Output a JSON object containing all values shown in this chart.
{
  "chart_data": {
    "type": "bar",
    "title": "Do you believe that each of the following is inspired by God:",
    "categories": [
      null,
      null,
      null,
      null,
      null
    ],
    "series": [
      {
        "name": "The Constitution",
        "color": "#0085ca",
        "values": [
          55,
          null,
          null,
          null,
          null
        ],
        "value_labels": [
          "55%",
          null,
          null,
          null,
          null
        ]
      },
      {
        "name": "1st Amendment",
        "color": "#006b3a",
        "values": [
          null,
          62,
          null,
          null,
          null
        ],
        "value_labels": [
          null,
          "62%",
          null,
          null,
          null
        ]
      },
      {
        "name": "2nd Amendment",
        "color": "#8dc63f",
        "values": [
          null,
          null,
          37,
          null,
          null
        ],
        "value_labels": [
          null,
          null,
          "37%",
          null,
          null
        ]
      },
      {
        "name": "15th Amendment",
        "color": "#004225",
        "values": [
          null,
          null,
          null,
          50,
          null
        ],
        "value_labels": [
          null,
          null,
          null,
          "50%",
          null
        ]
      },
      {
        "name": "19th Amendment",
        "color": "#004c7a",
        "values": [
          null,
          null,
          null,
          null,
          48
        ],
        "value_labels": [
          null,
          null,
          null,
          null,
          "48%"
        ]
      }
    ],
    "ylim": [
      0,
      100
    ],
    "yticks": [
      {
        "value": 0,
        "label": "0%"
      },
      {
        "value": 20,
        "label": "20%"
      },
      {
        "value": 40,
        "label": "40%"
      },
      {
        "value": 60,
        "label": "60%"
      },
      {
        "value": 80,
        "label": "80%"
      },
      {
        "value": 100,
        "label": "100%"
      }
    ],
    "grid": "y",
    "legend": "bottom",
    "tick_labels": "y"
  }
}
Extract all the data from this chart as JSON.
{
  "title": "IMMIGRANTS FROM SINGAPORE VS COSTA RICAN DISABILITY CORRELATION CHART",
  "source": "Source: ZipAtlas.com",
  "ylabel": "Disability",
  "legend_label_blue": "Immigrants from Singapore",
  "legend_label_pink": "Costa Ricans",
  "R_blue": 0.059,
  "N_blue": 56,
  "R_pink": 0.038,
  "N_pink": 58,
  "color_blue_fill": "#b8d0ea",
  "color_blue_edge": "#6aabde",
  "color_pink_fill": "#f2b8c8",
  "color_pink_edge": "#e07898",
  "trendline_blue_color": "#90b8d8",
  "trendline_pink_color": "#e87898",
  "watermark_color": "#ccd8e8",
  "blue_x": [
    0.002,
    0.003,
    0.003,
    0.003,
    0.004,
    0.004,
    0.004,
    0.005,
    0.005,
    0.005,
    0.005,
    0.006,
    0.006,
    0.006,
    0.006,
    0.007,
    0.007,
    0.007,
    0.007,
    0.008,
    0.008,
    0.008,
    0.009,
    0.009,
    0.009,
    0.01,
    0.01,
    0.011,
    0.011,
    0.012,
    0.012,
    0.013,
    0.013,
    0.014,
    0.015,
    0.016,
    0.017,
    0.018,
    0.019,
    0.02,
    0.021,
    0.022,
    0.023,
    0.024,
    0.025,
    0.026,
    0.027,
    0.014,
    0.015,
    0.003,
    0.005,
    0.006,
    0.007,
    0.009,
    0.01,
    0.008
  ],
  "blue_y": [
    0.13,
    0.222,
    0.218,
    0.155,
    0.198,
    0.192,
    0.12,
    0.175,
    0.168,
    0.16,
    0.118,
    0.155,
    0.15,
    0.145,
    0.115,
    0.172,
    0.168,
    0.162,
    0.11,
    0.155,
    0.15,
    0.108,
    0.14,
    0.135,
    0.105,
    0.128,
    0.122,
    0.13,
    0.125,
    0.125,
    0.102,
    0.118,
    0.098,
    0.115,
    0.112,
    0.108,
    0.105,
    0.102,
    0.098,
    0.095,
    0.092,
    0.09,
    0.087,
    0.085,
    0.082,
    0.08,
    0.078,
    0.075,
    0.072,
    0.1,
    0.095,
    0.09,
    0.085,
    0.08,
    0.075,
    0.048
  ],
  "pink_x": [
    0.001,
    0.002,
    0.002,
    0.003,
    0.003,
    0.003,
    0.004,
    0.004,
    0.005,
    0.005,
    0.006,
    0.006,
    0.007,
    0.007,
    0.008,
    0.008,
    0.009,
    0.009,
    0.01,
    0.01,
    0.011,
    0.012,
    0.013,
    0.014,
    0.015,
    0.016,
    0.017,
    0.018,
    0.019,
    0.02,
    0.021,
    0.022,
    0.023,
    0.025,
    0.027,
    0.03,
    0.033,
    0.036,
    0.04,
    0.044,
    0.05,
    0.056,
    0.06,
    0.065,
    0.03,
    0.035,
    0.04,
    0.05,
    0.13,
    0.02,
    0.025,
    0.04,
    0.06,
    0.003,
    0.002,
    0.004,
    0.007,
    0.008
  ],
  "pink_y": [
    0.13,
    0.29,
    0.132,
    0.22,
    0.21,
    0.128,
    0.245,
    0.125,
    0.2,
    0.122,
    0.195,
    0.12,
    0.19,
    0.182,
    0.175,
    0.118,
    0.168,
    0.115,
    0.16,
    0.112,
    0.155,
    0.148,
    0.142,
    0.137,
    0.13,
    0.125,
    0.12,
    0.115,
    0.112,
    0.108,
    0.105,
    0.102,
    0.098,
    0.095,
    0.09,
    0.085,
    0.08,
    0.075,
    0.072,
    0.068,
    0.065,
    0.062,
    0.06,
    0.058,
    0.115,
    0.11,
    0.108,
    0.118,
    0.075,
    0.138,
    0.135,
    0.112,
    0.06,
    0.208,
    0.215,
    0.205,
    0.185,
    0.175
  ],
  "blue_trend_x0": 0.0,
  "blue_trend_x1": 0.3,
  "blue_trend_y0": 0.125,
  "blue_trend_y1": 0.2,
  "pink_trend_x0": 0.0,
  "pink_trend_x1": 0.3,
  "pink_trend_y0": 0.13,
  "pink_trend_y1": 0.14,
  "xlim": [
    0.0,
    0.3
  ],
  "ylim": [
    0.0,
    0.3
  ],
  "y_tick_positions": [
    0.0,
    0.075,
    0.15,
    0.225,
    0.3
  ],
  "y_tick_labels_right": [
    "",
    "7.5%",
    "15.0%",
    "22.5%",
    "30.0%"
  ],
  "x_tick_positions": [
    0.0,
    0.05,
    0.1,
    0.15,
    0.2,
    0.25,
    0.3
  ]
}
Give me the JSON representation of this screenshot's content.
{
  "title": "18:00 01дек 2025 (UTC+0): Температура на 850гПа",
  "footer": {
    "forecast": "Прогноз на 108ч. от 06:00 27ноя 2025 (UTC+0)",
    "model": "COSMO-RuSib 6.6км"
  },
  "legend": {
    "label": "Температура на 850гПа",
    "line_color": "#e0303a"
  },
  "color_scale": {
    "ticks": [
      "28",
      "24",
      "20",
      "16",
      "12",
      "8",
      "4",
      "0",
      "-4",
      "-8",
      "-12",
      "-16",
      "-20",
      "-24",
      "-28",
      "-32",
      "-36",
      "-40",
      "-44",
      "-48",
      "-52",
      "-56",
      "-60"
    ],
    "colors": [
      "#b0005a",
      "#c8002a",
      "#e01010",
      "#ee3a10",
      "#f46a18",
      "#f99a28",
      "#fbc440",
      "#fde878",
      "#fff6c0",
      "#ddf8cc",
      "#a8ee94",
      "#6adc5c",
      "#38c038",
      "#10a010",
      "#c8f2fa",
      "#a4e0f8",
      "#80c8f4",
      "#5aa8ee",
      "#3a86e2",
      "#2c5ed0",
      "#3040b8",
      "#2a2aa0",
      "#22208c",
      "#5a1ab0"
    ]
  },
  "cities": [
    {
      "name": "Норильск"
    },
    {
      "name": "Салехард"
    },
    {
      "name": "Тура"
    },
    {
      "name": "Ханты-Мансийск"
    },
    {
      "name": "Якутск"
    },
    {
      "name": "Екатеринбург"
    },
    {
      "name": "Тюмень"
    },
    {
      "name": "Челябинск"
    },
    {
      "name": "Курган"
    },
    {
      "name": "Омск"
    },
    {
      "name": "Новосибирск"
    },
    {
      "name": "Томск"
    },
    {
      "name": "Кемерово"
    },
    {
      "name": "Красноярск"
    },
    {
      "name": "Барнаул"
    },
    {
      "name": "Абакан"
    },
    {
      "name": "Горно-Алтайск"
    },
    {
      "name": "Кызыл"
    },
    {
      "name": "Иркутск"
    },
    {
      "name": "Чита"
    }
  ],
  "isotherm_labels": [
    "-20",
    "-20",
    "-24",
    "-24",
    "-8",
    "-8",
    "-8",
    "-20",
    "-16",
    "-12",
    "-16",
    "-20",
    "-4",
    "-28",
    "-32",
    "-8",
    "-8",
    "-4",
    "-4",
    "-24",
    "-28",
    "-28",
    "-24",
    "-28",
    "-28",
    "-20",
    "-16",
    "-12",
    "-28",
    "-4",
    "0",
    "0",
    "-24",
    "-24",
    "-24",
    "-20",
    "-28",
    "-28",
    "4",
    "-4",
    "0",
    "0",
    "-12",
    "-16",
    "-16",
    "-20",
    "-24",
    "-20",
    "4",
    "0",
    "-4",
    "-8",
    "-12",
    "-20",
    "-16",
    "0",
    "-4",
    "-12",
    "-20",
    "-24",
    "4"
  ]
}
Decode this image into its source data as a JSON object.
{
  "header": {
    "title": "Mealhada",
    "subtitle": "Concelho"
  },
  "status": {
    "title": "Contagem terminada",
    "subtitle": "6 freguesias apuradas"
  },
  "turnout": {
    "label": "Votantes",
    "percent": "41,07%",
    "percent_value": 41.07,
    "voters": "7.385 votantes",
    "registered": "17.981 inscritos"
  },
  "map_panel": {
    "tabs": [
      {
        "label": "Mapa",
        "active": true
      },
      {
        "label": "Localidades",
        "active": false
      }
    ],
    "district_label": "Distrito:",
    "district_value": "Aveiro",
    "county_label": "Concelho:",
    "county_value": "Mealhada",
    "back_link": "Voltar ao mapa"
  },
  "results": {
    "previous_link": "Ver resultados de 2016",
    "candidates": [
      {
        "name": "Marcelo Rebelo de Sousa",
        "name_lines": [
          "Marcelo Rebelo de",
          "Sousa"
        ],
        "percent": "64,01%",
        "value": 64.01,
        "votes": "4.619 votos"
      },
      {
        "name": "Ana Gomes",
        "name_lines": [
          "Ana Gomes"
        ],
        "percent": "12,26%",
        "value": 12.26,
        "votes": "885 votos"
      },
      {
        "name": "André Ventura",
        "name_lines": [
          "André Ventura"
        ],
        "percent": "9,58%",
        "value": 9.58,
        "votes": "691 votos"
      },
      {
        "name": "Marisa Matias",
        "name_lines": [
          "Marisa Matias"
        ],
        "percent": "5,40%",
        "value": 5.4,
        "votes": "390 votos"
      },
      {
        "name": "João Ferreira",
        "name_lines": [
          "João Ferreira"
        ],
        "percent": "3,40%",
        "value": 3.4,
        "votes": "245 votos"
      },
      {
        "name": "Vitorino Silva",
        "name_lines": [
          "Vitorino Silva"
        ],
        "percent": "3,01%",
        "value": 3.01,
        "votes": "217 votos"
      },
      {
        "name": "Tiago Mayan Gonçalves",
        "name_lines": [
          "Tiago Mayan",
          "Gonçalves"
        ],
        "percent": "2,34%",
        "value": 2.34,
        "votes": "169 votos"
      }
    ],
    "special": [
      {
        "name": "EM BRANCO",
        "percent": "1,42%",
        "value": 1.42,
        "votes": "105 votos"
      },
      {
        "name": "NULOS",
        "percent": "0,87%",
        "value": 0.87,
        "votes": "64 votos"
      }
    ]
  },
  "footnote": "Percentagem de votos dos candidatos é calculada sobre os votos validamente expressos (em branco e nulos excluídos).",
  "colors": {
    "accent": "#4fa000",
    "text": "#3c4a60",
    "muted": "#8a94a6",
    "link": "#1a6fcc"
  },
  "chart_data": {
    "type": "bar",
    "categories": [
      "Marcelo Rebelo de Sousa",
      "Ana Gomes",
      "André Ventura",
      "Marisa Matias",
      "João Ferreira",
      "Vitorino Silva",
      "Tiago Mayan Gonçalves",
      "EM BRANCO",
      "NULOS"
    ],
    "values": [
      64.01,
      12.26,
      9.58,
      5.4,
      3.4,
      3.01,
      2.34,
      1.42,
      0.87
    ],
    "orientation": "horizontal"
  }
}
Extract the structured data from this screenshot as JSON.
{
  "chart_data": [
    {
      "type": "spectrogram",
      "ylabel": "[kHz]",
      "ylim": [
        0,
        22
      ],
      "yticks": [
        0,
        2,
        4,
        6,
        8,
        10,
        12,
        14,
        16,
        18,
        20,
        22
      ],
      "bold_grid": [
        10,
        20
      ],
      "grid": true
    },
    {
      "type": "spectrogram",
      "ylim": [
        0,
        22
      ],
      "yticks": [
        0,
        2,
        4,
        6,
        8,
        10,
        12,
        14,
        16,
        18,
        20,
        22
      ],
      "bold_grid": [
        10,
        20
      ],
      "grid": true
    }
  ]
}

========================

**INSTRUCTIONS FOR THE TASK**: Of the lines in this listing, report how many contain the string "subtitle", and give the number only.

**ANSWER**: 2